» EXERCISE BRIEF:
Report every line below that holds the word "screenshot".

» EXERCISE MATERIAL:

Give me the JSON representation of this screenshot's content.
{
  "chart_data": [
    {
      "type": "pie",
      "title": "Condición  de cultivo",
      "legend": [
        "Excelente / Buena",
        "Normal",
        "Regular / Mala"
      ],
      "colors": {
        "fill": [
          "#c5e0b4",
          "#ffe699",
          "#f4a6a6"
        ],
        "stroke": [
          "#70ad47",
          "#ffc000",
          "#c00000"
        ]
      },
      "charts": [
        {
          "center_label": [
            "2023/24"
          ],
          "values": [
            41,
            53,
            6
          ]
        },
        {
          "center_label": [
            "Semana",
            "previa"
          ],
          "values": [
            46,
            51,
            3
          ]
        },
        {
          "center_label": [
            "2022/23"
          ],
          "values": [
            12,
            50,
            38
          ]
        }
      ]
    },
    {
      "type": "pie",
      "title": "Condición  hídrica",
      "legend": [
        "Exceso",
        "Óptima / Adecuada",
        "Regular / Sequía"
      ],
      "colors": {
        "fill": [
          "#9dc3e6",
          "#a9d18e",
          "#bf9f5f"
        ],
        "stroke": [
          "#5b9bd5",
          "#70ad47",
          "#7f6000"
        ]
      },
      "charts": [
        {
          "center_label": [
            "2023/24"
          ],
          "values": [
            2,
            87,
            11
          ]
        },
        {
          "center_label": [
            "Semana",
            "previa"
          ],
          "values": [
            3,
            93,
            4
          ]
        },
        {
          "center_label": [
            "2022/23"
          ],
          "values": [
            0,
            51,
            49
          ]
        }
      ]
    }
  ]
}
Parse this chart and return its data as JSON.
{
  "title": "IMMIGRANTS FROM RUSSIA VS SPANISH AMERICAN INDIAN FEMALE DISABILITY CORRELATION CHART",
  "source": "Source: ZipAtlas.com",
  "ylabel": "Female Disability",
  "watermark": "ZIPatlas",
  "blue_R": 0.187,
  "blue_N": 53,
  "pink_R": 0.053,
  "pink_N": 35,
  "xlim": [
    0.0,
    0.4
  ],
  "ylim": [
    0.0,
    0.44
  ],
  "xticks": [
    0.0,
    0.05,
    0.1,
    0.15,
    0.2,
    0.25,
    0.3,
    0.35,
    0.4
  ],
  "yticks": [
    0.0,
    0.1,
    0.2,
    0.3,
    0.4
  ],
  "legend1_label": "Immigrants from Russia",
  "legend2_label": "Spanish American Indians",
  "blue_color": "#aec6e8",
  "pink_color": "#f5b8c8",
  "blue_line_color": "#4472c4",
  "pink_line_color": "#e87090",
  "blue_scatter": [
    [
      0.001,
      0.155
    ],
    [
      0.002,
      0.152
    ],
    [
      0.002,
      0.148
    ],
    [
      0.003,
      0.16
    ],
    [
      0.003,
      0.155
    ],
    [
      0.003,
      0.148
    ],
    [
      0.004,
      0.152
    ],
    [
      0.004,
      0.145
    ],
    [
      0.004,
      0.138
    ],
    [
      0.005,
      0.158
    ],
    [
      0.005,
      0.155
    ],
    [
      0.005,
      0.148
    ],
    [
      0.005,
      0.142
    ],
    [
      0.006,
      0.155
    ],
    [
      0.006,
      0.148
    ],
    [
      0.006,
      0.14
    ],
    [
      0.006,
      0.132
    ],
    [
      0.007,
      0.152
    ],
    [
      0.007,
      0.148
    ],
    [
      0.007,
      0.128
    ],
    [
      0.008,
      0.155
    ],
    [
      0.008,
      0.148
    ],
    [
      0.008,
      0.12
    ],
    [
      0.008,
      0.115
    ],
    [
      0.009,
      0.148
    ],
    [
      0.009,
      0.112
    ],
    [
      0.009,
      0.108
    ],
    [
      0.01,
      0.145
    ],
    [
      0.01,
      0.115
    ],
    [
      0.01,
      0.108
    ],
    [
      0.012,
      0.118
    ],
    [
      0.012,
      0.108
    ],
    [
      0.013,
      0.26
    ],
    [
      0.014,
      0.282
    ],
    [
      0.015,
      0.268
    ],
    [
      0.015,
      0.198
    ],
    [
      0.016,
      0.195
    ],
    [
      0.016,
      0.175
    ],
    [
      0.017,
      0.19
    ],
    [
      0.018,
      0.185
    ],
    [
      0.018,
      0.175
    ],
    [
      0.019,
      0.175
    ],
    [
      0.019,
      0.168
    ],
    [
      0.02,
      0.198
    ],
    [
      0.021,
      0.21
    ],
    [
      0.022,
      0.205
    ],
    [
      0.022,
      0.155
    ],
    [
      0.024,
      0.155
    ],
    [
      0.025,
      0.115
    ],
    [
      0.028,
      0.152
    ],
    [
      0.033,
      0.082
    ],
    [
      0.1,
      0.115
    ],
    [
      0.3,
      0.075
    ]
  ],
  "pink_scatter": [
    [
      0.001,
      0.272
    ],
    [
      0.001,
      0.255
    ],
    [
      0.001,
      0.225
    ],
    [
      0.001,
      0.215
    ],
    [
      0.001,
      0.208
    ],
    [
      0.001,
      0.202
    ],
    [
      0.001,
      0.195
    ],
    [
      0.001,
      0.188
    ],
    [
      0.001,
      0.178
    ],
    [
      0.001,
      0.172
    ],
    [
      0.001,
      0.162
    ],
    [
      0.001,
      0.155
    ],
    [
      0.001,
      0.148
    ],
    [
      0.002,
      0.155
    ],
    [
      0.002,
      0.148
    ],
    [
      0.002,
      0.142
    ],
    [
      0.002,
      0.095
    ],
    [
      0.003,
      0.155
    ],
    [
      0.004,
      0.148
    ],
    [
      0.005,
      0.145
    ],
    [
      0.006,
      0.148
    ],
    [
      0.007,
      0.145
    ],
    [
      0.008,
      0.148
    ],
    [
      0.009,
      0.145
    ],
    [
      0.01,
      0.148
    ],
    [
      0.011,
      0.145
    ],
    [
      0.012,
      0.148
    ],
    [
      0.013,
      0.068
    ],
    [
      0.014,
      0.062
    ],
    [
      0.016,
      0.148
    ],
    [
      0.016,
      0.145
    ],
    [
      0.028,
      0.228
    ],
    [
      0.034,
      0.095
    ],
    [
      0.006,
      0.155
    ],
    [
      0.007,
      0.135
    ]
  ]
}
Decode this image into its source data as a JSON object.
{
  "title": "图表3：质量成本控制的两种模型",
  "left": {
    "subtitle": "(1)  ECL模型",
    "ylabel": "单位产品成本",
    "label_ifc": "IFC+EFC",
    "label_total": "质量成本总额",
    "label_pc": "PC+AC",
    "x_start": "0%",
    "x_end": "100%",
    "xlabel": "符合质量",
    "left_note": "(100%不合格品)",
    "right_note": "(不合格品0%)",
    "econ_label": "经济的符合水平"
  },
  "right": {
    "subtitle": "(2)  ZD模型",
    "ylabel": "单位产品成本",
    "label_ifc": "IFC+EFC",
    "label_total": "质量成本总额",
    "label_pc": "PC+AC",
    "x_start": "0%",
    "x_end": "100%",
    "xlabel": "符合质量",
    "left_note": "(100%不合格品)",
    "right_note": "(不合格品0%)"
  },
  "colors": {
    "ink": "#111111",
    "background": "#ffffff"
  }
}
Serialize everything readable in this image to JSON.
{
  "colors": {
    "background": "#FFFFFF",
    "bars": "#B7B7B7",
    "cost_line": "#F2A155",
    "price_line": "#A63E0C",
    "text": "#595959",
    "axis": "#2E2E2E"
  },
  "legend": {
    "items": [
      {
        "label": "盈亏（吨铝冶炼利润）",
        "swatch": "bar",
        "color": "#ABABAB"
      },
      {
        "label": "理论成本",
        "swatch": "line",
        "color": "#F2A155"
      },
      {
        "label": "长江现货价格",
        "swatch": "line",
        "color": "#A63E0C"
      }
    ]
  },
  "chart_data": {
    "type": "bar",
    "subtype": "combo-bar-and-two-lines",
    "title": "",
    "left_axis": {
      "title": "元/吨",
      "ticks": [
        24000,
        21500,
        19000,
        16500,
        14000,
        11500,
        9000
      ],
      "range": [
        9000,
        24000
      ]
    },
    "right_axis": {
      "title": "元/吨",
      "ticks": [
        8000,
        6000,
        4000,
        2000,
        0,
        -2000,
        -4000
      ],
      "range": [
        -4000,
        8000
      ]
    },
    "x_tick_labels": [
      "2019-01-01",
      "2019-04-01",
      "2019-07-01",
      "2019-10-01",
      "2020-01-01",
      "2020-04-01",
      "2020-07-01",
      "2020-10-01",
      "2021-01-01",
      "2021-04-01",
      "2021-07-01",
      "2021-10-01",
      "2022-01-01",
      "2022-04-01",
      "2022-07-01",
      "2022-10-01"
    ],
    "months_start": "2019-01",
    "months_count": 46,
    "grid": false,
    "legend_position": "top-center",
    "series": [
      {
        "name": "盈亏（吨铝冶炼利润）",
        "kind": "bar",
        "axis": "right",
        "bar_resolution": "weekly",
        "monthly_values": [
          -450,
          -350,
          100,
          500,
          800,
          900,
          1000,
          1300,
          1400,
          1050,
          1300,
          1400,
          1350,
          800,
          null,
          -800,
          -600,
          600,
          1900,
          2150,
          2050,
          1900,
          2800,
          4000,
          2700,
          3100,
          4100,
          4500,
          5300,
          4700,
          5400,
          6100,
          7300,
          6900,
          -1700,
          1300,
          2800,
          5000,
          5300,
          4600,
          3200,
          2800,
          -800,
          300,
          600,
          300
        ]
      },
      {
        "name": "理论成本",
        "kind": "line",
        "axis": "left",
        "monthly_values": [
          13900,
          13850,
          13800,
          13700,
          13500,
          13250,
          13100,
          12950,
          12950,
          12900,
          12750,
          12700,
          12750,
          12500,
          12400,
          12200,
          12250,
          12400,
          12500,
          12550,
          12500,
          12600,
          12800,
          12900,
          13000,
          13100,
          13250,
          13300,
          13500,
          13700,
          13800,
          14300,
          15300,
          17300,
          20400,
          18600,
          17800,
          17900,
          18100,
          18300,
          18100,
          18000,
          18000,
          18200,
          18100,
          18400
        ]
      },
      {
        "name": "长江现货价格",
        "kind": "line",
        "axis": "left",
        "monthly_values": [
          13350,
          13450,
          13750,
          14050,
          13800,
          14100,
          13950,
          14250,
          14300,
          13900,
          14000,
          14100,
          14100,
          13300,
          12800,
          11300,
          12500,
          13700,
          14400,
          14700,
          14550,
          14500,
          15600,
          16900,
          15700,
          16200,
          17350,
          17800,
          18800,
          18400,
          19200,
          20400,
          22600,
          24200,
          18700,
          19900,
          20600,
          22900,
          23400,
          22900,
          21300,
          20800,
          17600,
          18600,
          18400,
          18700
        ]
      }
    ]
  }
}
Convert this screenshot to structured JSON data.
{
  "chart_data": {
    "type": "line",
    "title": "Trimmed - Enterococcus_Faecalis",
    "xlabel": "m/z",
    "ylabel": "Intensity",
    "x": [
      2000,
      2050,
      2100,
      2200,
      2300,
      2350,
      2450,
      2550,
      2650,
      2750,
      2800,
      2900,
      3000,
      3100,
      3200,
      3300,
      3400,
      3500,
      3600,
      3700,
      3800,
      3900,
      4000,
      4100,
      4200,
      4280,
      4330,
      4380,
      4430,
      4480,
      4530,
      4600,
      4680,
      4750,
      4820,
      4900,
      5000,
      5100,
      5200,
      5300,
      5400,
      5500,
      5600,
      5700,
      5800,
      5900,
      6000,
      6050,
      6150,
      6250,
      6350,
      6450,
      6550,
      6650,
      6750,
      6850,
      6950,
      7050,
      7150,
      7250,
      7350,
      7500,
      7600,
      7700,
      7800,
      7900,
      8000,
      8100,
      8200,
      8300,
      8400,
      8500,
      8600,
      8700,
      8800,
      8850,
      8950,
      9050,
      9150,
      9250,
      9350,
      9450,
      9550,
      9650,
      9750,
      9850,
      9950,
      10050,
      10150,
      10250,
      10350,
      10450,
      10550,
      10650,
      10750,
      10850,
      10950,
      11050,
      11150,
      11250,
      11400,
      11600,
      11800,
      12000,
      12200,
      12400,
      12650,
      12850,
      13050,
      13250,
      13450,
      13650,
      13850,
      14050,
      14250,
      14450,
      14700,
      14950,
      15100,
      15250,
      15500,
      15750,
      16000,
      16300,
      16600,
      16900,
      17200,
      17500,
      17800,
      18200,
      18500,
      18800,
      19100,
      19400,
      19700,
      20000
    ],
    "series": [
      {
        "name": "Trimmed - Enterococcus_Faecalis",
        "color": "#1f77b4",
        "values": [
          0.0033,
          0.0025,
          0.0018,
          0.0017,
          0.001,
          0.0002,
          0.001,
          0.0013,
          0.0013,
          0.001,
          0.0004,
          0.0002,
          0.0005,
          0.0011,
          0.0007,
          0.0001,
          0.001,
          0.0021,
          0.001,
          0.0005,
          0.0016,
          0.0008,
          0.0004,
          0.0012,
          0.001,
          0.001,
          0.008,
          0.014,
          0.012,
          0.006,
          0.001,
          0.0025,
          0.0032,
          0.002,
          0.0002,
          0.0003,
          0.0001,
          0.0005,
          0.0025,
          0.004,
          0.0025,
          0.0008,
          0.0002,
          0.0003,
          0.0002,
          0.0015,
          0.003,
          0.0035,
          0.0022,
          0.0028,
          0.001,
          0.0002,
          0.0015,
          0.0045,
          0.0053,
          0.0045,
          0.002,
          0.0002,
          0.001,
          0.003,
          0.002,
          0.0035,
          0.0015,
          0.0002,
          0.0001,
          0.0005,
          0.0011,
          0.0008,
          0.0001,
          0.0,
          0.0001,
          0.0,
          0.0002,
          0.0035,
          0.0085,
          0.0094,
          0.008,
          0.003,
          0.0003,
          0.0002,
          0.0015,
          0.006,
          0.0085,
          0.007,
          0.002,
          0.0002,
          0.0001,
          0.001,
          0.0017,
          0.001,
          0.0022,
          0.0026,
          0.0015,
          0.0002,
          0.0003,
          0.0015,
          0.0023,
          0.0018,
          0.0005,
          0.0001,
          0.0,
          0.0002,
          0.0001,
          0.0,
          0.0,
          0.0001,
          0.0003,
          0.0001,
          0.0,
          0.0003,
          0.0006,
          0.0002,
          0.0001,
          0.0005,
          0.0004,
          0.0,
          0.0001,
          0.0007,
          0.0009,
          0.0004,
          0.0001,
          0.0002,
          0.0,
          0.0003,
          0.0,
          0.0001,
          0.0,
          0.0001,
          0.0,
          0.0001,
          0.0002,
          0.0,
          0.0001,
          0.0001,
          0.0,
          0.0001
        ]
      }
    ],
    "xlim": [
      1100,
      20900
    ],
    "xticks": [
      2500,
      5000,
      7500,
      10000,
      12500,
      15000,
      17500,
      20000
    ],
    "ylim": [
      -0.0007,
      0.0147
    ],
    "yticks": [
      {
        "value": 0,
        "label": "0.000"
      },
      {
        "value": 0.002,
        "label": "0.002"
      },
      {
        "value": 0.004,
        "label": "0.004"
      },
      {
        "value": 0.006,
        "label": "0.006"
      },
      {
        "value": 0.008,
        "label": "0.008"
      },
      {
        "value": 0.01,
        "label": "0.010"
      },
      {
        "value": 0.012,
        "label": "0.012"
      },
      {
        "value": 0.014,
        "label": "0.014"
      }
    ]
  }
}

» SOLUTION TO THIS PROBLEM:
Give me the JSON representation of this screenshot's content.
Convert this screenshot to structured JSON data.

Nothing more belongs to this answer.